(Dataset entries on figures)
- - - - - - -

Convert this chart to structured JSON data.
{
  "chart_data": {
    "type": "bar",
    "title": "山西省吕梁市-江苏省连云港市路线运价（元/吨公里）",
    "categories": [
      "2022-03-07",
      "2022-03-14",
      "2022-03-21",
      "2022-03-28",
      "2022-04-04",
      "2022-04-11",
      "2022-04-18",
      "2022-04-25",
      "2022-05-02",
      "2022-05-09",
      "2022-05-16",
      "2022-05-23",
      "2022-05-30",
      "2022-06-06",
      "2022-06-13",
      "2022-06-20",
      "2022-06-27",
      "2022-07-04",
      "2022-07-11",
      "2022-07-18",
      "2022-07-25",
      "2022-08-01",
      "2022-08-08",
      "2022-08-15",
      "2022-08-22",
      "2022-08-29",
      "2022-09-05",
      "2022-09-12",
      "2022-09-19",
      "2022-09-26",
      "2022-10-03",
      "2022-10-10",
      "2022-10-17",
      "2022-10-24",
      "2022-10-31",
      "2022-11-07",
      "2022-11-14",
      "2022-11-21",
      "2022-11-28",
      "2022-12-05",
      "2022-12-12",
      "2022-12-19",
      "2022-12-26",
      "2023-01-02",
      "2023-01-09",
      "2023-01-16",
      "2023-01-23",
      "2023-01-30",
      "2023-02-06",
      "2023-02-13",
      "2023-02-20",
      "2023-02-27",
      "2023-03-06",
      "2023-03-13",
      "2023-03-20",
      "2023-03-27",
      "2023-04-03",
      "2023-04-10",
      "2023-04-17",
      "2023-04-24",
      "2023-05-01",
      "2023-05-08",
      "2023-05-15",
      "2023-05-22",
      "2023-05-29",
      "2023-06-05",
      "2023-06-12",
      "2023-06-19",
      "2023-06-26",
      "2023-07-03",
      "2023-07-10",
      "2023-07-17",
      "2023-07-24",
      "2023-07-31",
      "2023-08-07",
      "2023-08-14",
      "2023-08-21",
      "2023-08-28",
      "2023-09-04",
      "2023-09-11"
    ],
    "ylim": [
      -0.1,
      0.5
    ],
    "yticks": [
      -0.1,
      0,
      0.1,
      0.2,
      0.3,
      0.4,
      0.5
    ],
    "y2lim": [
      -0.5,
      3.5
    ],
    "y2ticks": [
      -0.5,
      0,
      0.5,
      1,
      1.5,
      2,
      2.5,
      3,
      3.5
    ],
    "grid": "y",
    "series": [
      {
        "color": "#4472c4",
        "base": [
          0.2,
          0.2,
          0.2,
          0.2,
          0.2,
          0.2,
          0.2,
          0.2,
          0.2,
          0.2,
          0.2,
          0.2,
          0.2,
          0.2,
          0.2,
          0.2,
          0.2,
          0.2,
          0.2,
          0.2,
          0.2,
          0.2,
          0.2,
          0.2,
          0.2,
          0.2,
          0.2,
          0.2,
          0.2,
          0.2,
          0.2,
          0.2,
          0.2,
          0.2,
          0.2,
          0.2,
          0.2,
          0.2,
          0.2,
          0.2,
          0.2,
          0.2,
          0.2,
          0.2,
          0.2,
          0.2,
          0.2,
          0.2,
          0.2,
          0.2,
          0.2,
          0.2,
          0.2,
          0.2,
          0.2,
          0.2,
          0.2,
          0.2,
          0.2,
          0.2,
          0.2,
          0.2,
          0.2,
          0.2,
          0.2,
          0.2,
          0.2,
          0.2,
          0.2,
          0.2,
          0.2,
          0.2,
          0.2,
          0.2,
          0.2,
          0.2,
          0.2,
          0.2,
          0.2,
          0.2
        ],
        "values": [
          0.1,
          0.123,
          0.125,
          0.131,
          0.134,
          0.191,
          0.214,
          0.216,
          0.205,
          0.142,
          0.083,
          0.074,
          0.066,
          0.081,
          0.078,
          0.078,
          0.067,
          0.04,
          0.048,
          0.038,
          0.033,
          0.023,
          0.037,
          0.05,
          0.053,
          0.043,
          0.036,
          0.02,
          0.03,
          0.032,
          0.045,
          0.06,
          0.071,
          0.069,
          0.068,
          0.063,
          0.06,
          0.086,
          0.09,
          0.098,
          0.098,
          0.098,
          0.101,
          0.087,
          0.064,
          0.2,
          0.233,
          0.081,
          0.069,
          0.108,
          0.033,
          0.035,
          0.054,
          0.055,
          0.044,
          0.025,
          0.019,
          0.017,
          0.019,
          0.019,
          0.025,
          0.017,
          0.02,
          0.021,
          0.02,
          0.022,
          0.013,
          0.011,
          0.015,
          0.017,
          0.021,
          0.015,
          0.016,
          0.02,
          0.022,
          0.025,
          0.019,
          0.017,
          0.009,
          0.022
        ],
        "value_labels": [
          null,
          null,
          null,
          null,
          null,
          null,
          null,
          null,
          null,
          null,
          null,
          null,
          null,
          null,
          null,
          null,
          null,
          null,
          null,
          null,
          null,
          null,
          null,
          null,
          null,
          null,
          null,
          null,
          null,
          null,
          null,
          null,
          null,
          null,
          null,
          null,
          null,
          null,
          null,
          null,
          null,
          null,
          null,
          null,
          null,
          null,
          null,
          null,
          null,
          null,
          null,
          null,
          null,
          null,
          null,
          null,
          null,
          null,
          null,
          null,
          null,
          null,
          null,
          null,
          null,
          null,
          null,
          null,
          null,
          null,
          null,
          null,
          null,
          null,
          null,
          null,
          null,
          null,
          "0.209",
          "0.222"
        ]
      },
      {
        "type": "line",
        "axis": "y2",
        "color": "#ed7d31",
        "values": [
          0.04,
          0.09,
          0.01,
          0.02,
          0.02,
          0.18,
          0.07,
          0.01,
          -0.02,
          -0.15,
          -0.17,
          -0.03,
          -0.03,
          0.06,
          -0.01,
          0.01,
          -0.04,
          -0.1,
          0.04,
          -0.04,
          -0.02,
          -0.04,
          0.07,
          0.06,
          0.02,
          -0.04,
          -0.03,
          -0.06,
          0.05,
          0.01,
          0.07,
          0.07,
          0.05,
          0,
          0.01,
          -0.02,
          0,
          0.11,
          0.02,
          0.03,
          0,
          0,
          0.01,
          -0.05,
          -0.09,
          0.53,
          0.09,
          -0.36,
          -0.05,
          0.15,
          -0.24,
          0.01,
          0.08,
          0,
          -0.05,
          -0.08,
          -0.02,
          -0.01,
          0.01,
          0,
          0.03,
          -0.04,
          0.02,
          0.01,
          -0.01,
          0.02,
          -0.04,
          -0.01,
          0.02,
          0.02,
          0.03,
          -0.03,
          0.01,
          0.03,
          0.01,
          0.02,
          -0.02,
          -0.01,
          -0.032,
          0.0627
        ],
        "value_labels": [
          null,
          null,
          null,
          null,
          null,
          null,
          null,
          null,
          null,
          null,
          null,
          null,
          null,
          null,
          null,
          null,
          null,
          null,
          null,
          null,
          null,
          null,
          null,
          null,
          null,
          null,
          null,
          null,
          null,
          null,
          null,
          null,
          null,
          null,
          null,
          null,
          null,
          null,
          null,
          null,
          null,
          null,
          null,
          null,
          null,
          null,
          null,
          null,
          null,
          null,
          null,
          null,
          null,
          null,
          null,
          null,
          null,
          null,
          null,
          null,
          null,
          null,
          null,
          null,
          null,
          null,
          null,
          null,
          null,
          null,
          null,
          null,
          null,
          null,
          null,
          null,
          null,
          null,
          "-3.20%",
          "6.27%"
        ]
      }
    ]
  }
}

- - - - - - -

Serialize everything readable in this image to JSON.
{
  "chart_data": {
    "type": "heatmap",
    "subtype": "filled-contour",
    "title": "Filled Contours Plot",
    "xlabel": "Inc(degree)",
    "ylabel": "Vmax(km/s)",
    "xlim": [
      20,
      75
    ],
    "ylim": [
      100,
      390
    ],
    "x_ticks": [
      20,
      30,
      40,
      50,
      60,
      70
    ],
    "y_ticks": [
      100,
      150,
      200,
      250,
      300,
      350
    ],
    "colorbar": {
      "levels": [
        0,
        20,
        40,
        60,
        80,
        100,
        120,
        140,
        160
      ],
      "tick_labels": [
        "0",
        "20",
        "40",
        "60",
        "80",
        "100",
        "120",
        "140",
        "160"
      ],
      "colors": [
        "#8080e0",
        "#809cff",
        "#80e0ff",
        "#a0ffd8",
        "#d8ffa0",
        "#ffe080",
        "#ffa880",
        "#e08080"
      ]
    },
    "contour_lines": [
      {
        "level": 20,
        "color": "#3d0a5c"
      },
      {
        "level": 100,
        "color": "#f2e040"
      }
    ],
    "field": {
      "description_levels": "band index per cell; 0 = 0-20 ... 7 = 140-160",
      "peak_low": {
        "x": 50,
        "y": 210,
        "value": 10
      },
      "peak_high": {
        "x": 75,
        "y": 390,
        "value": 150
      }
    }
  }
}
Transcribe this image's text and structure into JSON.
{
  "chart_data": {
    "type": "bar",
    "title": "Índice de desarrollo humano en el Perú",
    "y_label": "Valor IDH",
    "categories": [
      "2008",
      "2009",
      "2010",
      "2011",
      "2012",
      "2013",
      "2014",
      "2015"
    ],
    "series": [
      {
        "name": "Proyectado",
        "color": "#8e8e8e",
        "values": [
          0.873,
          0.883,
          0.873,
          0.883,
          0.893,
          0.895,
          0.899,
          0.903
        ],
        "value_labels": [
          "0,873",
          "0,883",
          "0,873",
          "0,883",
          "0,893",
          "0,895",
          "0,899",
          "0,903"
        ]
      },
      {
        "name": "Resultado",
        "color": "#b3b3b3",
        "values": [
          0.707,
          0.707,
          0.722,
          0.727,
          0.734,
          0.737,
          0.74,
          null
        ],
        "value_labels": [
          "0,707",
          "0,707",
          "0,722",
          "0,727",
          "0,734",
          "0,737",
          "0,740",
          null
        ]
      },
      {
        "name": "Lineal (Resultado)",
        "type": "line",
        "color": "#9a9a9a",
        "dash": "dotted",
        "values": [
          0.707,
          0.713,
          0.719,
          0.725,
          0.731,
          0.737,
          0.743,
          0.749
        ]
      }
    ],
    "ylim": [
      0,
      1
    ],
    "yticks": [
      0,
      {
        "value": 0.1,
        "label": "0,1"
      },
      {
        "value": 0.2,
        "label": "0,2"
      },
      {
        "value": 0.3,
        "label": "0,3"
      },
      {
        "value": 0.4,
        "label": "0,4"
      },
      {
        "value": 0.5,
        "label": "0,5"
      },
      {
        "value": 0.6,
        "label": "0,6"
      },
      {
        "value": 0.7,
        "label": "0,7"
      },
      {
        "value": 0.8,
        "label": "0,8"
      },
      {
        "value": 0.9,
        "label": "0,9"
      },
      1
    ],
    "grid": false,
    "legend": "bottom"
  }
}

- - - - - - -

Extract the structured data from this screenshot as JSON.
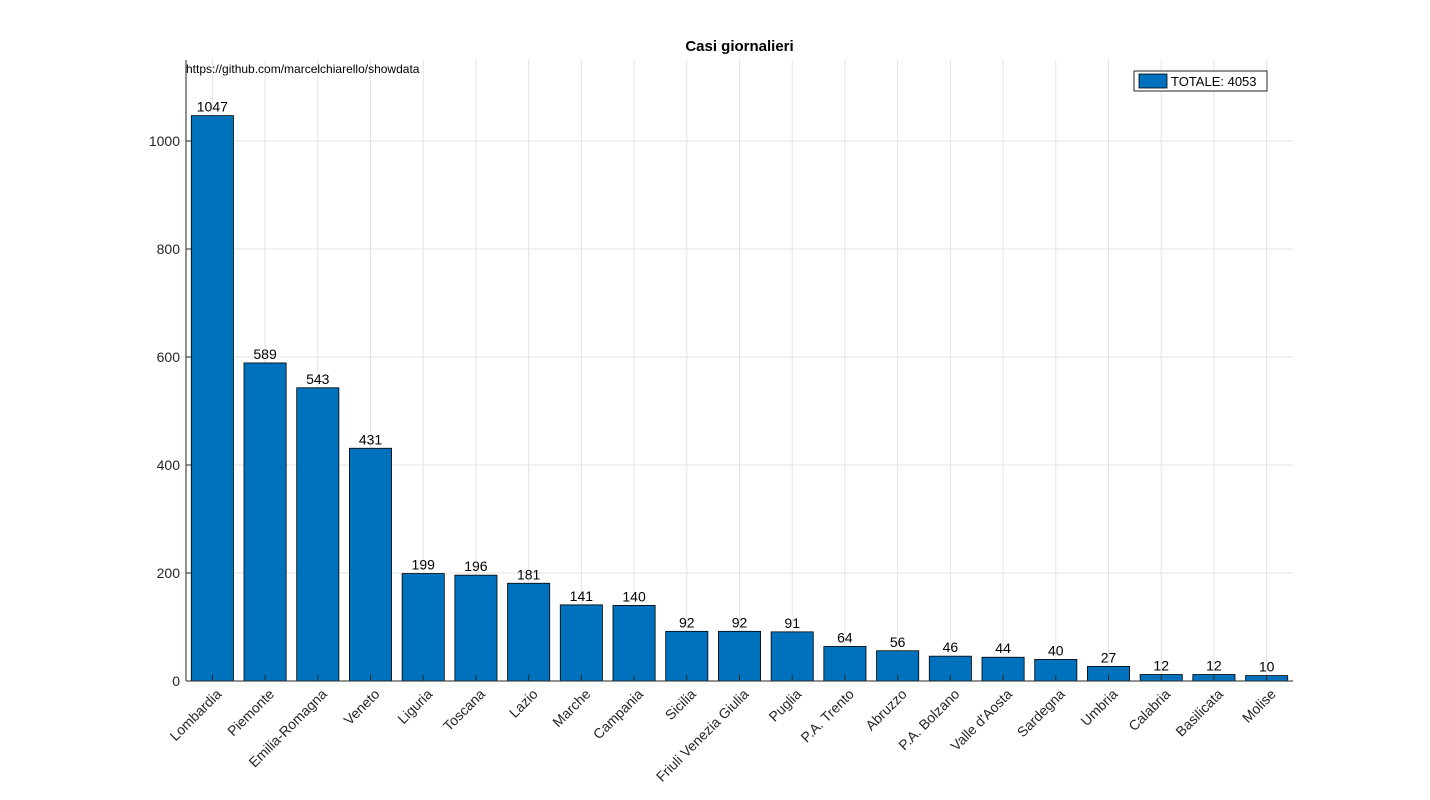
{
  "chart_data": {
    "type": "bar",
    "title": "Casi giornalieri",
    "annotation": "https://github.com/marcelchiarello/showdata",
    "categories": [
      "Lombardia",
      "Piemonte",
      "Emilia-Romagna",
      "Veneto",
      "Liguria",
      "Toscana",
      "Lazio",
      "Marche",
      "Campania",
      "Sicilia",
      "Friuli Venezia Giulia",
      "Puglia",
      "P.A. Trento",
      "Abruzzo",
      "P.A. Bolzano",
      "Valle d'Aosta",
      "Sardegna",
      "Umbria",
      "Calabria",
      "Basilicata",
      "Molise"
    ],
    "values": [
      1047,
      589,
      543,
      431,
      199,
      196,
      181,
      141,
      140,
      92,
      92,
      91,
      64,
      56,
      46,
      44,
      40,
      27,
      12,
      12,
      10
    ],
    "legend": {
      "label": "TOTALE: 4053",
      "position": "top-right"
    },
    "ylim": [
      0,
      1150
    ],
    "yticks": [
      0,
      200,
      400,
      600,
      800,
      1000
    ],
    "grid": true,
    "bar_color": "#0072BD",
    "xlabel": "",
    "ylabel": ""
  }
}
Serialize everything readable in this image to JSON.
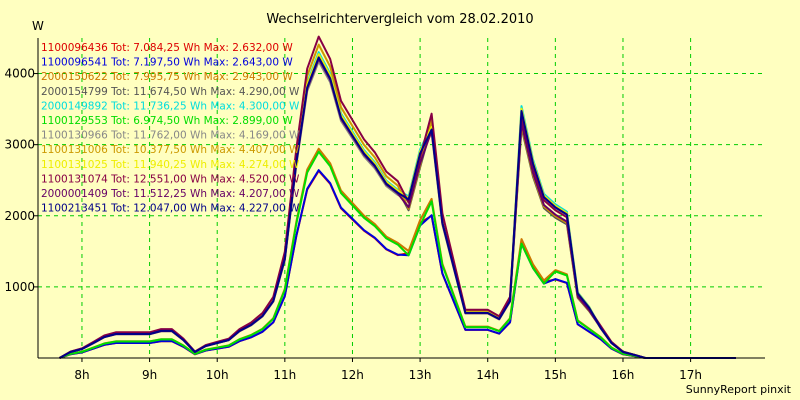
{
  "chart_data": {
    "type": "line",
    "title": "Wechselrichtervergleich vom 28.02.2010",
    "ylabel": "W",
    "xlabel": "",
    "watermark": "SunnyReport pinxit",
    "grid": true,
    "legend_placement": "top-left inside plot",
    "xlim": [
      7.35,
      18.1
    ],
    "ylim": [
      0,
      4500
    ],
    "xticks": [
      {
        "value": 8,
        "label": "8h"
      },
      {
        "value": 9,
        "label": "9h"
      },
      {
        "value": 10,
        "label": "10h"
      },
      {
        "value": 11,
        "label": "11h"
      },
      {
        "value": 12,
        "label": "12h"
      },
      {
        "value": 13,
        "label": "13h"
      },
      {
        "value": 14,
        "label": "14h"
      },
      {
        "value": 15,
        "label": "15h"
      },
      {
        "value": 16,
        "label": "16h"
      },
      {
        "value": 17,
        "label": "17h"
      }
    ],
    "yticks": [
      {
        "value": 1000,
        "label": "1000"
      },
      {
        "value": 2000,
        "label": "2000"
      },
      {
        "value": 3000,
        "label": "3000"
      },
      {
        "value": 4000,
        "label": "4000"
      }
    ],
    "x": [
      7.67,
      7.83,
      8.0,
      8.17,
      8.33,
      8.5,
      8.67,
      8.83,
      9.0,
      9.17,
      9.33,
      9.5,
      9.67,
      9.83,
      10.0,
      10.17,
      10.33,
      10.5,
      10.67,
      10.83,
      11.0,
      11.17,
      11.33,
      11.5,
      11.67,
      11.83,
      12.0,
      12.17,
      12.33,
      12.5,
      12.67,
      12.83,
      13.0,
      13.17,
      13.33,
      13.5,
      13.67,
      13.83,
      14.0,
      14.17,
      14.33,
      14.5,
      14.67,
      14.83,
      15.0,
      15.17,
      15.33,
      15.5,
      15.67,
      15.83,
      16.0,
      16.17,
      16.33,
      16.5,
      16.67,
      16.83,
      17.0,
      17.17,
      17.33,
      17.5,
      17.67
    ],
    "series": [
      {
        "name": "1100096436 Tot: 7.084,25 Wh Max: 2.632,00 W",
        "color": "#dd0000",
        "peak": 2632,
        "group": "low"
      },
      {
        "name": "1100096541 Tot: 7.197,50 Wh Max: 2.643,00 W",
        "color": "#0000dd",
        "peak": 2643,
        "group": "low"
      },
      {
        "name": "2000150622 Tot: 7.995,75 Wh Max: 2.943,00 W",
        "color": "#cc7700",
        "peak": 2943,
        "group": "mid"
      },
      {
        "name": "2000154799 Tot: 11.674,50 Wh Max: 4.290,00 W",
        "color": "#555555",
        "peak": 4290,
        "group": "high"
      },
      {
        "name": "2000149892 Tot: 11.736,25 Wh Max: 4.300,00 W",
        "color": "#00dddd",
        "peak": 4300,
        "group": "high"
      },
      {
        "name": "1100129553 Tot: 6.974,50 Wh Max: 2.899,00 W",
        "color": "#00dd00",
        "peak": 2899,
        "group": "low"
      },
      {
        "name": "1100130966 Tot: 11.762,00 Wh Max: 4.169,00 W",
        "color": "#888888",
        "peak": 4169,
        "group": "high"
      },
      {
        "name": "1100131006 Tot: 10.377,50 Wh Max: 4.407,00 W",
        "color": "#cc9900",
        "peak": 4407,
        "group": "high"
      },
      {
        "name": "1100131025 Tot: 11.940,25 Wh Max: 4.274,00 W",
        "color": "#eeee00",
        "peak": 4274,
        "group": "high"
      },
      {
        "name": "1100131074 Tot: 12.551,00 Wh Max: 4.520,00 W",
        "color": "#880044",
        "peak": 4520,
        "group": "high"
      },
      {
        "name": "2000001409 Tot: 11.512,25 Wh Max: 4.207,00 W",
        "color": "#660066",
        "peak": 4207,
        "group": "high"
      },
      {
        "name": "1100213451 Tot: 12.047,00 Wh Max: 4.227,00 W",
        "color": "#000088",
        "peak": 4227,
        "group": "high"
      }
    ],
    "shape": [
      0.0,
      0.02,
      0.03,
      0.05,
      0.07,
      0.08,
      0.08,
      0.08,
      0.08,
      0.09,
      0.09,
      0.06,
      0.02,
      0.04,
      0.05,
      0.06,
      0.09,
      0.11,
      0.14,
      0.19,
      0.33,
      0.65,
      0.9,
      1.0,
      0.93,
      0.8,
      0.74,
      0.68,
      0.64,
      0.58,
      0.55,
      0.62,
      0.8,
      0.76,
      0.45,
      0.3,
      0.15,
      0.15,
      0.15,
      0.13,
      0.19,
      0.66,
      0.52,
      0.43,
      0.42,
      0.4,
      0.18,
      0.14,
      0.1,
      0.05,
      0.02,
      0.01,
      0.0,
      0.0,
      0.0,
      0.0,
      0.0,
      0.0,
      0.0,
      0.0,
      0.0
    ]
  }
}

- - - - - - -

Required task: Copy each line of the entries that includes the word "structured".

Answer below:
Convert this chart to structured JSON data.
Extract the structured data from this screenshot as JSON.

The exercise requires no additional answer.